## Task
Single out each line with the word "value" and copy it.

## Records for the task

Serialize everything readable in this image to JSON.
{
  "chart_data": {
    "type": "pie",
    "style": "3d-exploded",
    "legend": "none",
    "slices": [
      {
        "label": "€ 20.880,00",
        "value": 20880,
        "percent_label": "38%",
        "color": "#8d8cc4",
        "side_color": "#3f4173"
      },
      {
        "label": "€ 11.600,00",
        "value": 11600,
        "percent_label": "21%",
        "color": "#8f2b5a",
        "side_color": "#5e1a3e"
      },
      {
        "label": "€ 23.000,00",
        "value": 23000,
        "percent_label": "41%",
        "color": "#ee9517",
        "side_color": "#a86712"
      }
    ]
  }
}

## Output for this exercise
        "value": 20880,
        "value": 11600,
        "value": 23000,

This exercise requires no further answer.